Saved entries
<<<<
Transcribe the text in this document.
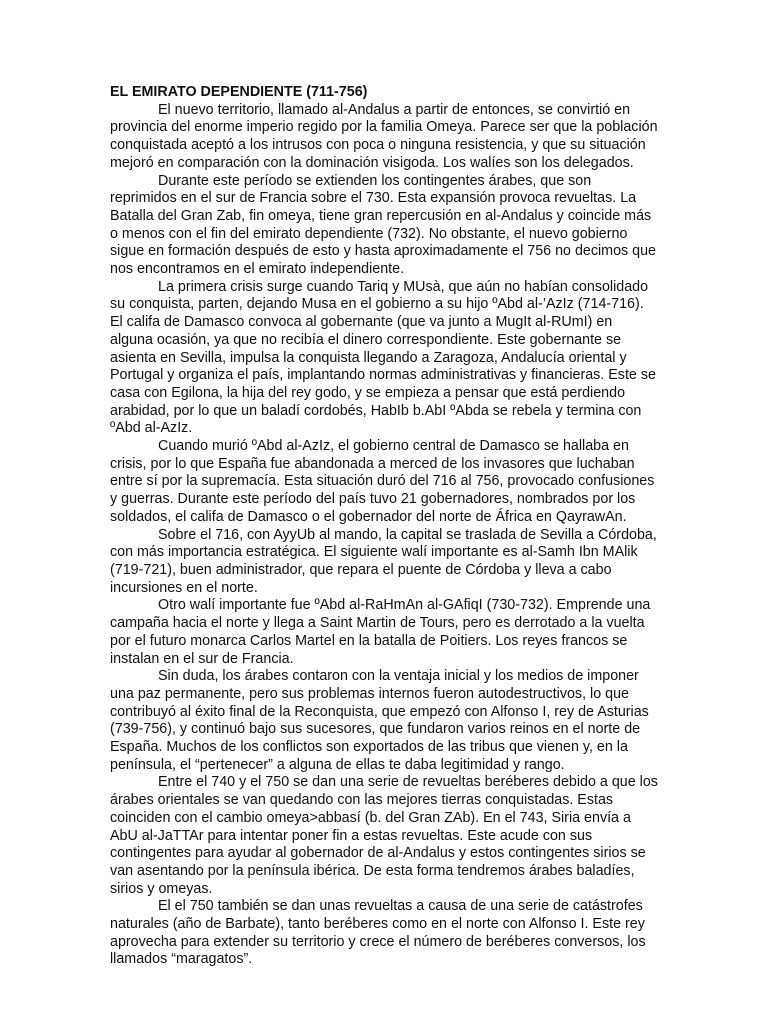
EL EMIRATO DEPENDIENTE (711-756)

El nuevo territorio, llamado al-Andalus a partir de entonces, se convirtió en provincia del enorme imperio regido por la familia Omeya. Parece ser que la población conquistada aceptó a los intrusos con poca o ninguna resistencia, y que su situación mejoró en comparación con la dominación visigoda. Los walíes son los delegados.

Durante este período se extienden los contingentes árabes, que son reprimidos en el sur de Francia sobre el 730. Esta expansión provoca revueltas. La Batalla del Gran Zab, fin omeya, tiene gran repercusión en al-Andalus y coincide más o menos con el fin del emirato dependiente (732). No obstante, el nuevo gobierno sigue en formación después de esto y hasta aproximadamente el 756 no decimos que nos encontramos en el emirato independiente.

La primera crisis surge cuando Tariq y MUsà, que aún no habían consolidado su conquista, parten, dejando Musa en el gobierno a su hijo ºAbd al-’AzIz (714-716). El califa de Damasco convoca al gobernante (que va junto a MugIt al-RUmI) en alguna ocasión, ya que no recibía el dinero correspondiente. Este gobernante se asienta en Sevilla, impulsa la conquista llegando a Zaragoza, Andalucía oriental y Portugal y organiza el país, implantando normas administrativas y financieras. Este se casa con Egilona, la hija del rey godo, y se empieza a pensar que está perdiendo arabidad, por lo que un baladí cordobés, HabIb b.AbI ºAbda se rebela y termina con ºAbd al-AzIz.

Cuando murió ºAbd al-AzIz, el gobierno central de Damasco se hallaba en crisis, por lo que España fue abandonada a merced de los invasores que luchaban entre sí por la supremacía. Esta situación duró del 716 al 756, provocado confusiones y guerras. Durante este período del país tuvo 21 gobernadores, nombrados por los soldados, el califa de Damasco o el gobernador del norte de África en QayrawAn.

Sobre el 716, con AyyUb al mando, la capital se traslada de Sevilla a Córdoba, con más importancia estratégica. El siguiente walí importante es al-Samh Ibn MAlik (719-721), buen administrador, que repara el puente de Córdoba y lleva a cabo incursiones en el norte.

Otro walí importante fue ºAbd al-RaHmAn al-GAfiqI (730-732). Emprende una campaña hacia el norte y llega a Saint Martin de Tours, pero es derrotado a la vuelta por el futuro monarca Carlos Martel en la batalla de Poitiers. Los reyes francos se instalan en el sur de Francia.

Sin duda, los árabes contaron con la ventaja inicial y los medios de imponer una paz permanente, pero sus problemas internos fueron autodestructivos, lo que contribuyó al éxito final de la Reconquista, que empezó con Alfonso I, rey de Asturias (739-756), y continuó bajo sus sucesores, que fundaron varios reinos en el norte de España. Muchos de los conflictos son exportados de las tribus que vienen y, en la península, el “pertenecer” a alguna de ellas te daba legitimidad y rango.

Entre el 740 y el 750 se dan una serie de revueltas beréberes debido a que los árabes orientales se van quedando con las mejores tierras conquistadas. Estas coinciden con el cambio omeya>abbasí (b. del Gran ZAb). En el 743, Siria envía a AbU al-JaTTAr para intentar poner fin a estas revueltas. Este acude con sus contingentes para ayudar al gobernador de al-Andalus y estos contingentes sirios se van asentando por la península ibérica. De esta forma tendremos árabes baladíes, sirios y omeyas.

El el 750 también se dan unas revueltas a causa de una serie de catástrofes naturales (año de Barbate), tanto beréberes como en el norte con Alfonso I. Este rey aprovecha para extender su territorio y crece el número de beréberes conversos, los llamados “maragatos”.
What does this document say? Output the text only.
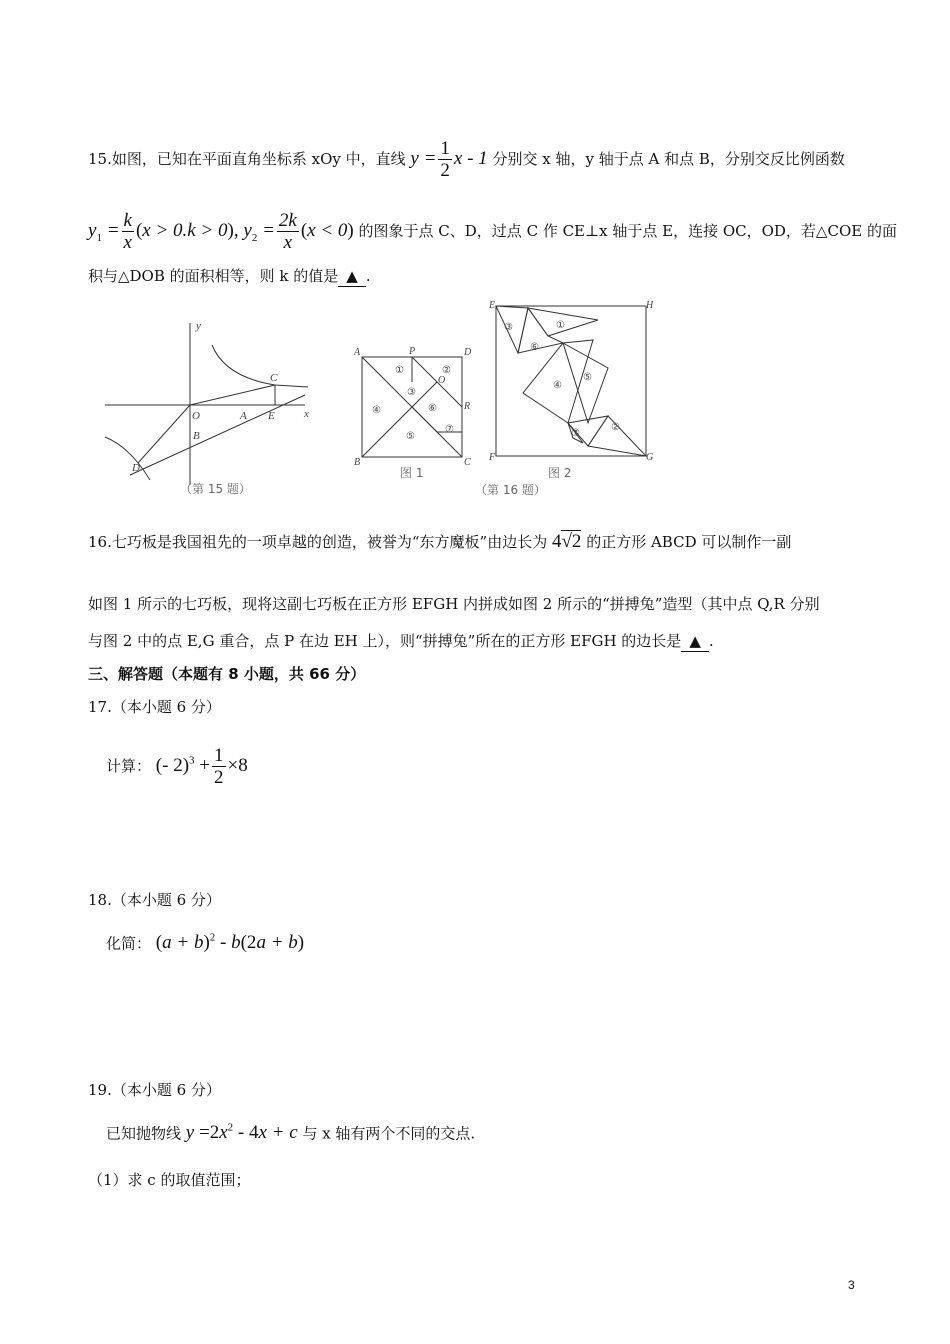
15.如图，已知在平面直角坐标系 xOy 中，直线 $y = \frac{1}{2}$ x - 1 分别交 x 轴，y 轴于点 A 和点 B，分别交反比例函数
$y_1 = \frac{k}{x} (x > 0.k > 0)$, $y_2 = \frac{2k}{x} (x < 0)$ 的图象于点 C、D，过点 C 作 CE⊥x 轴于点 E，连接 OC，OD，若△COE 的面
积与△DOB 的面积相等，则 k 的值是 ▲ .
y
x
O	A
B
C
D
E
（第 15 题）
A	P	D
O
R
B	C
①	②
③
④
⑤
⑥
⑦
图 1
E	H
F	G
①
③
⑥
④
⑤
⑦
②
图 2
（第 16 题）
16.七巧板是我国祖先的一项卓越的创造，被誉为“东方魔板”由边长为 4√2 的正方形 ABCD 可以制作一副
如图 1 所示的七巧板，现将这副七巧板在正方形 EFGH 内拼成如图 2 所示的“拼搏兔”造型（其中点 Q,R 分别
与图 2 中的点 E,G 重合，点 P 在边 EH 上），则“拼搏兔”所在的正方形 EFGH 的边长是 ▲ .
三、解答题（本题有 8 小题，共 66 分）
17.（本小题 6 分）
计算： (- $2)^3 + \frac{1}{2} \times 8$
18.（本小题 6 分）
化简： $(a + b)^2 - b(2a + b)$
19.（本小题 6 分）
已知抛物线 $y =2x^2 - 4x + c$ 与 x 轴有两个不同的交点.
（1）求 c 的取值范围；
3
>>>>
Take every line containing the word "EFGH" and copy it.

- **OUTPUT OF THE EXERCISE**:
如图 1 所示的七巧板，现将这副七巧板在正方形 EFGH 内拼成如图 2 所示的“拼搏兔”造型（其中点 Q,R 分别
与图 2 中的点 E,G 重合，点 P 在边 EH 上），则“拼搏兔”所在的正方形 EFGH 的边长是 ▲ .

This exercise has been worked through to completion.